## DOCUMENT PASSAGE
——

Isolation and identification of a sulfur-containing metabolite of spironolactone from human urine

In the urine of normal subjects who were given an oral dose of 500 mg spironolactone (3-(3-oxo-7alpha-acetylthio-17beta-hydroxy-4-androsten-17alpha-yl)-propionic acid gamma-lactone; Aldactone) together with 100uCi H-20, 21 spironolactone, a so far unknown major metabolite has been detected by thin layer chromatography. The metabolite then could be isolated by means of counter-current-distribution. According to masspectral and magnetic resonance data, the metabolite has been assigned the structure of 3-(3-oxo-7alpha-methyl sulfonyl-6beta, 17beta-dihydroxy-4-androsten-17alpha-yl)-propionic acid gamma-lactone. By oxidation of the corresponding methylsulfinyl compound - another already known metabolite of spironolactone - with m-chloroperbenzoic acid, a compound has been isolated which proved to be identical with the new metabolite according to TLC, MS and NMR.

Spironolactone. I. Disposition and metabolism

This study describes absorption, excretion, and metabolism of[20(-3)H]-spironolactone (SP) in 5 healthy men. After a single oral dose (200 mg + 200 muCi) of the drug given in alcoholic solution, the peak serum levels of the ethyl acetate-extractable tritium and the dethioacetylated metabolite canrenone were 763 +/- 400 ng/ml (mean +/- SD) and 415 +/- 145 ng/ml, respectively. These levels occurred within 3 hr. The serum half-life (T1/2) of the extractable materials was 37.3 +/- 6.53 hr. Canrenone levels declined in two phases. The T1/2 from 2.5 to 12 hr was 4.42 +/- 1.07 hr and from 12 to 72 hr was 16.8 +/- 2.75 hr. In the blood both SP and canrenone were confined largely in the plasma, and their protein binding exceeded 89% at concentrations of 550 and 710 ng/ml, respectively. In 5 days 31.6 +/- 5.87% of the radioactivity was excreted in the urine and 22.7 +/- 14.1% in the feces. Unchanged SP was not detected in the urine. The major urinary metabolites were canrenone (5.04 +/- 2.83% of dose), 6beta-OH-sulfoxide (5.21 +/- 0.93% of dose), and canrenoate ester glucuronide (6.2% of dose).

——

## ASSIGNED TASK A
In the spironolactone passage, rewrite the part from "In the urine of" up to and including "MS and NMR.", substituting "hydrogen peroxide" for "m-chloroperbenzoic acid".
## ASSIGNED TASK B
List the major urinary metabolites that the spironolactone passage names.
## ASSIGNED TASK C
Continue the passage on spironolactone metabolism from the point where it ends.

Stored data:

——

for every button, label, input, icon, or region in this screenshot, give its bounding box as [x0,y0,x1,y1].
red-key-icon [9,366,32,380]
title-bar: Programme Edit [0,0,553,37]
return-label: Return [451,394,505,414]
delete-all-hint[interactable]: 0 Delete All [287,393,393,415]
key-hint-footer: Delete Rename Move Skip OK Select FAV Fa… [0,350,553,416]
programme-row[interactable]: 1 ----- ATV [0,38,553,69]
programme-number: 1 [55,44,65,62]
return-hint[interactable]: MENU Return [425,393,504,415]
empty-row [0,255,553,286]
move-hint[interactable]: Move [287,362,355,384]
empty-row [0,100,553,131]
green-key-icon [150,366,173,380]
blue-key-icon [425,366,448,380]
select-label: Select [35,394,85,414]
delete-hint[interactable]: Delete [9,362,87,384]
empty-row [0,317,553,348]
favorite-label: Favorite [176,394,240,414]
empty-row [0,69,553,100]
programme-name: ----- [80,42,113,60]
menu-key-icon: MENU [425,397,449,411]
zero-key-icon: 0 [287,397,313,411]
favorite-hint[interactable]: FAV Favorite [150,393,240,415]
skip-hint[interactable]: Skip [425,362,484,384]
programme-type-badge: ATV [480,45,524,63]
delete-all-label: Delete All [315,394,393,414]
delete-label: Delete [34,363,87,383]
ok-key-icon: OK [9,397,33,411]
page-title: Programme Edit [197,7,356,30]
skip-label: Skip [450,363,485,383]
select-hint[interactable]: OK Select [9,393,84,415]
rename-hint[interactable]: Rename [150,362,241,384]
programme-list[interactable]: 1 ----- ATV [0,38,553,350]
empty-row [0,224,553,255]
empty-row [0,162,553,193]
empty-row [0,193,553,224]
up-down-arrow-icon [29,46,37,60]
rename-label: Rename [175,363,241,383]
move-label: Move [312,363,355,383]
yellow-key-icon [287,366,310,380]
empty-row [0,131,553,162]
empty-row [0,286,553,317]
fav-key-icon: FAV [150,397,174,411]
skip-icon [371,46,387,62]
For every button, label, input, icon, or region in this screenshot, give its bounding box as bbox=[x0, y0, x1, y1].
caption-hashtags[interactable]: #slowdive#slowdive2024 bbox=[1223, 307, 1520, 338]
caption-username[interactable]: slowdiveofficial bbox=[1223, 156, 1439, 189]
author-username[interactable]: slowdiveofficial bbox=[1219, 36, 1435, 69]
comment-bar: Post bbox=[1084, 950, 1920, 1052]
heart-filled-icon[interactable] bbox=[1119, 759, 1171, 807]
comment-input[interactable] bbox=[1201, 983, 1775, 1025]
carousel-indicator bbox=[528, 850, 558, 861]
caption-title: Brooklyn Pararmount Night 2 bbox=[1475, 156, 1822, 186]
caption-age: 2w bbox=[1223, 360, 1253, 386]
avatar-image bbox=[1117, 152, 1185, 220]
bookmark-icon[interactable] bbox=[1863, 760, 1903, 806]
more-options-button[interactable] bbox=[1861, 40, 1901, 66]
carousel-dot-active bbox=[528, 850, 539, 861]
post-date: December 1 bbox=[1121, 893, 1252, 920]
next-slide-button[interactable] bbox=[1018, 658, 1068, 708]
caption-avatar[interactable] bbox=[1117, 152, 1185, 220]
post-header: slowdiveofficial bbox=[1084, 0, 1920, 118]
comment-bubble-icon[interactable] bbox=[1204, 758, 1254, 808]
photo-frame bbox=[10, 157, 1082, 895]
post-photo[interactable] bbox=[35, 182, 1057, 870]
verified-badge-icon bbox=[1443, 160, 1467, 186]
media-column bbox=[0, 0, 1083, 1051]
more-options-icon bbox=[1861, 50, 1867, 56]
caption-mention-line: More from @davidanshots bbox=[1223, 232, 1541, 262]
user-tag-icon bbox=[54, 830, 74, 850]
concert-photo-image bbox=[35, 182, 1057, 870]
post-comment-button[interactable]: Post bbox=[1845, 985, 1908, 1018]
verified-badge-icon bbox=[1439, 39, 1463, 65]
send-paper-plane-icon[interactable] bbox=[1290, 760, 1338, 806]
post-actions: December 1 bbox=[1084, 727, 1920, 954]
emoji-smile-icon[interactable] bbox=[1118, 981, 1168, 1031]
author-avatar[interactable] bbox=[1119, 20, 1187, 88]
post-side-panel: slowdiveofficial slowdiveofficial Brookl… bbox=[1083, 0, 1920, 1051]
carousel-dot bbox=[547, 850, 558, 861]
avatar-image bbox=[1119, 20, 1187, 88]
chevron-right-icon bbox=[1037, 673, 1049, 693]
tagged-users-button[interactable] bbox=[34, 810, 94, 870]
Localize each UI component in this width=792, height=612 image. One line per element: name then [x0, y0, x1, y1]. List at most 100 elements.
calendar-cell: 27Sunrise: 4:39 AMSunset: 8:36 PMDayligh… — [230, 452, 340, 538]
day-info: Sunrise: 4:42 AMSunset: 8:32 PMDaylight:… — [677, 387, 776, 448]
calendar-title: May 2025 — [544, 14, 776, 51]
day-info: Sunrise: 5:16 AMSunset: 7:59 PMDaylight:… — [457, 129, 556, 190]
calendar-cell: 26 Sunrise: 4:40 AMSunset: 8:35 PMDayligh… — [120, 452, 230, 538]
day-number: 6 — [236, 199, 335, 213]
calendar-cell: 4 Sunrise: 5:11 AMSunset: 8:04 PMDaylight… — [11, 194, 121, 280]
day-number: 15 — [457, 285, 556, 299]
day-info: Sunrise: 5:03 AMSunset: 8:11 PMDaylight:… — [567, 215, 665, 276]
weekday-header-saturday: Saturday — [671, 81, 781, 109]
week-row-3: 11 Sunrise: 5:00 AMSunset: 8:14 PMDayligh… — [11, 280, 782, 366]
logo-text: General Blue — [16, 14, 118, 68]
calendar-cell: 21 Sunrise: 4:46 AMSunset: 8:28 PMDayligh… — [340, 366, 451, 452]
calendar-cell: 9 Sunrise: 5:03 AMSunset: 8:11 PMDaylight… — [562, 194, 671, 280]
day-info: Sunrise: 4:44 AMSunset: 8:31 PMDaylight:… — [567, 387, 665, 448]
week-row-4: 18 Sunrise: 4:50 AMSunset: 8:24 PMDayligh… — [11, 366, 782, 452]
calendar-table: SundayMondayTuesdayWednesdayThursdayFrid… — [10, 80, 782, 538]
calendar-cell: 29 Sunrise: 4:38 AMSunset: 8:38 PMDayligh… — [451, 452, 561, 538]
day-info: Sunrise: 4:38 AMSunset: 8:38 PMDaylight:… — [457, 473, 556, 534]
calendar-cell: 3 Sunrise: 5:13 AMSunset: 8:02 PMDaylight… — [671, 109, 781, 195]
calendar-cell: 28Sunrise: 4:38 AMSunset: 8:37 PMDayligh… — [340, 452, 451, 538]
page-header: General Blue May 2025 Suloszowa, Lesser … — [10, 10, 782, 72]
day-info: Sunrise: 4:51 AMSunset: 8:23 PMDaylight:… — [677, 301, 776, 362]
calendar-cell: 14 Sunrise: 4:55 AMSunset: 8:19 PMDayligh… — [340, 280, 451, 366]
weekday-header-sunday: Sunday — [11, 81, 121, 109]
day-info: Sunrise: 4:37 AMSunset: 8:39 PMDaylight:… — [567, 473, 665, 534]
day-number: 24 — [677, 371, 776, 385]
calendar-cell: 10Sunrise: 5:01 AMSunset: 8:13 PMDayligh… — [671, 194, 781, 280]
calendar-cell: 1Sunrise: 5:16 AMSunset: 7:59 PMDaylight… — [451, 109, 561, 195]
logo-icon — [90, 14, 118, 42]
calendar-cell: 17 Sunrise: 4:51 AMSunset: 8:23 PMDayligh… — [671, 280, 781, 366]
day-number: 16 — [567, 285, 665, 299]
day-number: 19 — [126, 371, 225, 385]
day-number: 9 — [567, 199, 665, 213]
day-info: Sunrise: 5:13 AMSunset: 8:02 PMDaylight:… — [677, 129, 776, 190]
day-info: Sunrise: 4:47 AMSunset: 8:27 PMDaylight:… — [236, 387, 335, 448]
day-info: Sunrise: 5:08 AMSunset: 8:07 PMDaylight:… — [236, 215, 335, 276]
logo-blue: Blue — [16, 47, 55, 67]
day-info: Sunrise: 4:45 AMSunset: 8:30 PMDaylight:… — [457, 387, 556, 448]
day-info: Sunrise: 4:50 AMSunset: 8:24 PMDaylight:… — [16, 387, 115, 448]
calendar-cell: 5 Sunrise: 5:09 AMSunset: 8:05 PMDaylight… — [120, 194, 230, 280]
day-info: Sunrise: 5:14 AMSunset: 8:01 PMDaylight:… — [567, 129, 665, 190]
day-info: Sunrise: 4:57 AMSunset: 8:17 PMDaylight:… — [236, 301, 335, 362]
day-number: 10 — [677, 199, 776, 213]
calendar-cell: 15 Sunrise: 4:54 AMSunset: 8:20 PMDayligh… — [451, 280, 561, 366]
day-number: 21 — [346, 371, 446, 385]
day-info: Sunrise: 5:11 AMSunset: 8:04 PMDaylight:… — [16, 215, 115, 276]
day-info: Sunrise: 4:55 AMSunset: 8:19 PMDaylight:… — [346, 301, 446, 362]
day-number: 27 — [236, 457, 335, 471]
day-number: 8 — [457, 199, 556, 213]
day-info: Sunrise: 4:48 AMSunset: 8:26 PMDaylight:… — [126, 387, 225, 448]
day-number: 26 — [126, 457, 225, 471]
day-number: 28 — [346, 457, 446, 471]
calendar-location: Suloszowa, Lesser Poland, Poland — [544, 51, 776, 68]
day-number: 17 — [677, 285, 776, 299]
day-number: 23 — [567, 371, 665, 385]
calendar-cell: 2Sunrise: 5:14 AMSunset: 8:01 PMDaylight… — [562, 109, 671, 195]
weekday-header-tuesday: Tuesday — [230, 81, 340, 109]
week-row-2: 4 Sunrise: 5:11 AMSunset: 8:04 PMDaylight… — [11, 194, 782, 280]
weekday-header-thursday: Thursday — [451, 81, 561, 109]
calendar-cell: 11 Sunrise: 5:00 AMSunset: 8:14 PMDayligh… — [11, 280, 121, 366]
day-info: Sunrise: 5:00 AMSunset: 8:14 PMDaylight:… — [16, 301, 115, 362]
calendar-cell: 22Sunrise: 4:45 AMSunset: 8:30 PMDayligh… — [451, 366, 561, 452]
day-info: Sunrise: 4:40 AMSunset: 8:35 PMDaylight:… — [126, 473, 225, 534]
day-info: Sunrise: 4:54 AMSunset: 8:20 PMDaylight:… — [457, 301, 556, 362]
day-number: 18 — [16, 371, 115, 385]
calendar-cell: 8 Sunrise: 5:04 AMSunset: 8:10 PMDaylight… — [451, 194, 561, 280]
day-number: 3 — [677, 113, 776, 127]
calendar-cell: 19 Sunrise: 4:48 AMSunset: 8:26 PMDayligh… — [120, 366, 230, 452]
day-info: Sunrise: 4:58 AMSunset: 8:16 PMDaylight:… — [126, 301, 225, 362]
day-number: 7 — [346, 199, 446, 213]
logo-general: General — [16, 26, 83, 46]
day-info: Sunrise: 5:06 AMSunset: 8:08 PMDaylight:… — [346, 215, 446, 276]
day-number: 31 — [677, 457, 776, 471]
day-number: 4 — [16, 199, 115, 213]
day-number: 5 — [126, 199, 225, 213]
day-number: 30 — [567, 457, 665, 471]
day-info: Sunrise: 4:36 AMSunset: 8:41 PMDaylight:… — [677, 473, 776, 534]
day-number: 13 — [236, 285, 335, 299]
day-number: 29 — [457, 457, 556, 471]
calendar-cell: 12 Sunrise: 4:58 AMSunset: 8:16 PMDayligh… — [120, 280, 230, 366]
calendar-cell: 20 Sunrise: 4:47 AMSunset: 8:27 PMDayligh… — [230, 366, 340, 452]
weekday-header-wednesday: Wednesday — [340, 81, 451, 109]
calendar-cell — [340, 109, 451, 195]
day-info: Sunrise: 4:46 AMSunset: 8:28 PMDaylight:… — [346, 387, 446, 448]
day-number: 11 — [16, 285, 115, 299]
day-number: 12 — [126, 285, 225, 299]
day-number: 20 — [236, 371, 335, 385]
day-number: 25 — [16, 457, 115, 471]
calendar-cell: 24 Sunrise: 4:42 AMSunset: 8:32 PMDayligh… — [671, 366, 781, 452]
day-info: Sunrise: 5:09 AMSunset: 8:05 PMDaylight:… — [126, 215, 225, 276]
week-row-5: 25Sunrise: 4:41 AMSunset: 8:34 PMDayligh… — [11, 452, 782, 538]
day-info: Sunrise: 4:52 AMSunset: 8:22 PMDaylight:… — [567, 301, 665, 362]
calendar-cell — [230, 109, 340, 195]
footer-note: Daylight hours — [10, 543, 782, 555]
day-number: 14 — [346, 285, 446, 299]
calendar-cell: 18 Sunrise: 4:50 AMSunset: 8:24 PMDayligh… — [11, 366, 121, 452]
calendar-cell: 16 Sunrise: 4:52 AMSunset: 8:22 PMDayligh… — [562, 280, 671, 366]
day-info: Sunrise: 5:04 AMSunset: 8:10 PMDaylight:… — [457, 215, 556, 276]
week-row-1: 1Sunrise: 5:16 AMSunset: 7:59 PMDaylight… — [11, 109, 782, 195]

——

## ANSWER AREA A
In the urine of normal subjects who were given an oral dose of 500 mg spironolactone (3-(3-oxo-7alpha-acetylthio-17beta-hydroxy-4-androsten-17alpha-yl)-propionic acid gamma-lactone; Aldactone) together with 100uCi H-20, 21 spironolactone, a so far unknown major metabolite has been detected by thin layer chromatography. The metabolite then could be isolated by means of counter-current-distribution. According to masspectral and magnetic resonance data, the metabolite has been assigned the structure of 3-(3-oxo-7alpha-methyl sulfonyl-6beta, 17beta-dihydroxy-4-androsten-17alpha-yl)-propionic acid gamma-lactone. By oxidation of the corresponding methylsulfinyl compound - another already known metabolite of spironolactone - with hydrogen peroxide, a compound has been isolated which proved to be identical with the new metabolite according to TLC, MS and NMR.

## ANSWER AREA B
canrenone, 6beta-OH-sulfoxide, canrenoate ester glucuronide

## ANSWER AREA C
Spironolactone metabolism in man studied by gas chromatography-mass spectrometry

Gas chromatography-mass spectrometry was used to identify metabolites of spironolactone in human blood and urine. In three healthy men about 20% of the radioactivity was excreted in the urine within 24 hr after an oral dose of [20-3H]spironolactone (200 mg + 200 muCi). About half of this radioactivity was extracted with chloroform at pH 3 and from this extract four stable metabolites were isolated by use of column and thin-layer chromatography. Two of these were the previously identified metabolites, canrenone (VII; 2.9% of dose) and the 6beta-hydroxy-sulfoxide (X; 1.8% of the dose). The remaining were the new metabolites, 15alpha-hydroxycanrenone (XI; 0.8% of dose) and the 6beta-hydroxy-thiomethyl derivatives (VI; 0.5% of dose). The principal water-soluble urinary metabolite was canrenoate ester glucuronide (XII; 4.5% of dose). In the 24- to 32-hr pooled serum, canrenone (VII) was the principal metabolite in the organic-extractable fraction; VI was present in appreciable amounts but X and XI were present at extremely low levels.